▶ Supplied information

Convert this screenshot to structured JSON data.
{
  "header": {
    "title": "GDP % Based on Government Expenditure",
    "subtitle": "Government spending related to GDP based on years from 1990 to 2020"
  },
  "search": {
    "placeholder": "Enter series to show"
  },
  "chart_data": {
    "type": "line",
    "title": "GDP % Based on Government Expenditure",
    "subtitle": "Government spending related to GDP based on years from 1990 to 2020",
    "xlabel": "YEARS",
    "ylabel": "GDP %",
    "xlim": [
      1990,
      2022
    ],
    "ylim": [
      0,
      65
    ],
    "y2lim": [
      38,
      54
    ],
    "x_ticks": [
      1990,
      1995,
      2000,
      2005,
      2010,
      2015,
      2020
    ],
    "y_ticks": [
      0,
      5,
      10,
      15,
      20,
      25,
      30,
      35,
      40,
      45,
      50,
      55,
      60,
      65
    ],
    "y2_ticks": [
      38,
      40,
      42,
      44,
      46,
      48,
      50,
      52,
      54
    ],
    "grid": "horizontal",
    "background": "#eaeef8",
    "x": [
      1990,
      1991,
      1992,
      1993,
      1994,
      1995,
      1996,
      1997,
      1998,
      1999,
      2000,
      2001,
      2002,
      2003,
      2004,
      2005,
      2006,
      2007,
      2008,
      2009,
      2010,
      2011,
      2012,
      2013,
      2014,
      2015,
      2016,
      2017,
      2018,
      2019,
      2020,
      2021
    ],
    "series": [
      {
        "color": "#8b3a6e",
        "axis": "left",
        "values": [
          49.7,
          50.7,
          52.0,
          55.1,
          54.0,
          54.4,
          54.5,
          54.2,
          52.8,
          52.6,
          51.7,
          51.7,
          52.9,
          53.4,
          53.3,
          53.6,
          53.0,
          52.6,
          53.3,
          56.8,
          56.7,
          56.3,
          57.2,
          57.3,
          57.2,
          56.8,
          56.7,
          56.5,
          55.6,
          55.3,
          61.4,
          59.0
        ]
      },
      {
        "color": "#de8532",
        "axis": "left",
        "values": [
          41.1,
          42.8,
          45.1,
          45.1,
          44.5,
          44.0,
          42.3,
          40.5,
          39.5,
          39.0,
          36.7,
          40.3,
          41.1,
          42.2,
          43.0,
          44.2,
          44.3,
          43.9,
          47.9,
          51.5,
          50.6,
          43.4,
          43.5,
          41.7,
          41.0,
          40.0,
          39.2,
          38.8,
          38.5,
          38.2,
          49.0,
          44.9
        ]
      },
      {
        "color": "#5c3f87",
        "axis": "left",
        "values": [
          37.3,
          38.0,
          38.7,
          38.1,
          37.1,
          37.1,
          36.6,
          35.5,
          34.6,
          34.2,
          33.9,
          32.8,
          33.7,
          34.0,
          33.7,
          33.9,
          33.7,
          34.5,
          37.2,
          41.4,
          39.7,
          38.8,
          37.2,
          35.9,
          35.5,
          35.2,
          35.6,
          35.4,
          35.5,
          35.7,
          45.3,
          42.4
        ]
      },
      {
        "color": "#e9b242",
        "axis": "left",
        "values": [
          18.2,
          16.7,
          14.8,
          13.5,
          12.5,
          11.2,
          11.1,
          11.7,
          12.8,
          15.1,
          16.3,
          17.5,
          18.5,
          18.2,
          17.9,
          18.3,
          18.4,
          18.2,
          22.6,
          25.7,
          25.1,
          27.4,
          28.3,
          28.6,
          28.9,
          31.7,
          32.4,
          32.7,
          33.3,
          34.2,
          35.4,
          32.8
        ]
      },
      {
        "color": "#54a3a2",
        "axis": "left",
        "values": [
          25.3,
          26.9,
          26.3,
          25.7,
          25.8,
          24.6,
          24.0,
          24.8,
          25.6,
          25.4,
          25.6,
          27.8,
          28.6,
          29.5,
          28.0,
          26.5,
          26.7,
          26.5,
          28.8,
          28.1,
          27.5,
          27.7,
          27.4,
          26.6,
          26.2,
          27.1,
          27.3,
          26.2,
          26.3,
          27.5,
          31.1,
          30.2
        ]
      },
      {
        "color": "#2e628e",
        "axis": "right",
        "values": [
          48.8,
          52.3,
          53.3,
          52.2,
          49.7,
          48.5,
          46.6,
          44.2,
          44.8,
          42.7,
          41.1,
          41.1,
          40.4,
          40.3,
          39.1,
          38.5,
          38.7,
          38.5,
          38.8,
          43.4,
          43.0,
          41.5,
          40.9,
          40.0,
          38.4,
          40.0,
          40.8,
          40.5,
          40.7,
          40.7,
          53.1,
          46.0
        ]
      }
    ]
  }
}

▶ To be done
From the records above, please extract every line and repeat it exactly.

▶ Response below
Convert this screenshot to structured JSON data.
{
  "header": {
    "title": "GDP % Based on Government Expenditure",
    "subtitle": "Government spending related to GDP based on years from 1990 to 2020"
  },
  "search": {
    "placeholder": "Enter series to show"
  },
  "chart_data": {
    "type": "line",
    "title": "GDP % Based on Government Expenditure",
    "subtitle": "Government spending related to GDP based on years from 1990 to 2020",
    "xlabel": "YEARS",
    "ylabel": "GDP %",
    "xlim": [
      1990,
      2022
    ],
    "ylim": [
      0,
      65
    ],
    "y2lim": [
      38,
      54
    ],
    "x_ticks": [
      1990,
      1995,
      2000,
      2005,
      2010,
      2015,
      2020
    ],
    "y_ticks": [
      0,
      5,
      10,
      15,
      20,
      25,
      30,
      35,
      40,
      45,
      50,
      55,
      60,
      65
    ],
    "y2_ticks": [
      38,
      40,
      42,
      44,
      46,
      48,
      50,
      52,
      54
    ],
    "grid": "horizontal",
    "background": "#eaeef8",
    "x": [
      1990,
      1991,
      1992,
      1993,
      1994,
      1995,
      1996,
      1997,
      1998,
      1999,
      2000,
      2001,
      2002,
      2003,
      2004,
      2005,
      2006,
      2007,
      2008,
      2009,
      2010,
      2011,
      2012,
      2013,
      2014,
      2015,
      2016,
      2017,
      2018,
      2019,
      2020,
      2021
    ],
    "series": [
      {
        "color": "#8b3a6e",
        "axis": "left",
        "values": [
          49.7,
          50.7,
          52.0,
          55.1,
          54.0,
          54.4,
          54.5,
          54.2,
          52.8,
          52.6,
          51.7,
          51.7,
          52.9,
          53.4,
          53.3,
          53.6,
          53.0,
          52.6,
          53.3,
          56.8,
          56.7,
          56.3,
          57.2,
          57.3,
          57.2,
          56.8,
          56.7,
          56.5,
          55.6,
          55.3,
          61.4,
          59.0
        ]
      },
      {
        "color": "#de8532",
        "axis": "left",
        "values": [
          41.1,
          42.8,
          45.1,
          45.1,
          44.5,
          44.0,
          42.3,
          40.5,
          39.5,
          39.0,
          36.7,
          40.3,
          41.1,
          42.2,
          43.0,
          44.2,
          44.3,
          43.9,
          47.9,
          51.5,
          50.6,
          43.4,
          43.5,
          41.7,
          41.0,
          40.0,
          39.2,
          38.8,
          38.5,
          38.2,
          49.0,
          44.9
        ]
      },
      {
        "color": "#5c3f87",
        "axis": "left",
        "values": [
          37.3,
          38.0,
          38.7,
          38.1,
          37.1,
          37.1,
          36.6,
          35.5,
          34.6,
          34.2,
          33.9,
          32.8,
          33.7,
          34.0,
          33.7,
          33.9,
          33.7,
          34.5,
          37.2,
          41.4,
          39.7,
          38.8,
          37.2,
          35.9,
          35.5,
          35.2,
          35.6,
          35.4,
          35.5,
          35.7,
          45.3,
          42.4
        ]
      },
      {
        "color": "#e9b242",
        "axis": "left",
        "values": [
          18.2,
          16.7,
          14.8,
          13.5,
          12.5,
          11.2,
          11.1,
          11.7,
          12.8,
          15.1,
          16.3,
          17.5,
          18.5,
          18.2,
          17.9,
          18.3,
          18.4,
          18.2,
          22.6,
          25.7,
          25.1,
          27.4,
          28.3,
          28.6,
          28.9,
          31.7,
          32.4,
          32.7,
          33.3,
          34.2,
          35.4,
          32.8
        ]
      },
      {
        "color": "#54a3a2",
        "axis": "left",
        "values": [
          25.3,
          26.9,
          26.3,
          25.7,
          25.8,
          24.6,
          24.0,
          24.8,
          25.6,
          25.4,
          25.6,
          27.8,
          28.6,
          29.5,
          28.0,
          26.5,
          26.7,
          26.5,
          28.8,
          28.1,
          27.5,
          27.7,
          27.4,
          26.6,
          26.2,
          27.1,
          27.3,
          26.2,
          26.3,
          27.5,
          31.1,
          30.2
        ]
      },
      {
        "color": "#2e628e",
        "axis": "right",
        "values": [
          48.8,
          52.3,
          53.3,
          52.2,
          49.7,
          48.5,
          46.6,
          44.2,
          44.8,
          42.7,
          41.1,
          41.1,
          40.4,
          40.3,
          39.1,
          38.5,
          38.7,
          38.5,
          38.8,
          43.4,
          43.0,
          41.5,
          40.9,
          40.0,
          38.4,
          40.0,
          40.8,
          40.5,
          40.7,
          40.7,
          53.1,
          46.0
        ]
      }
    ]
  }
}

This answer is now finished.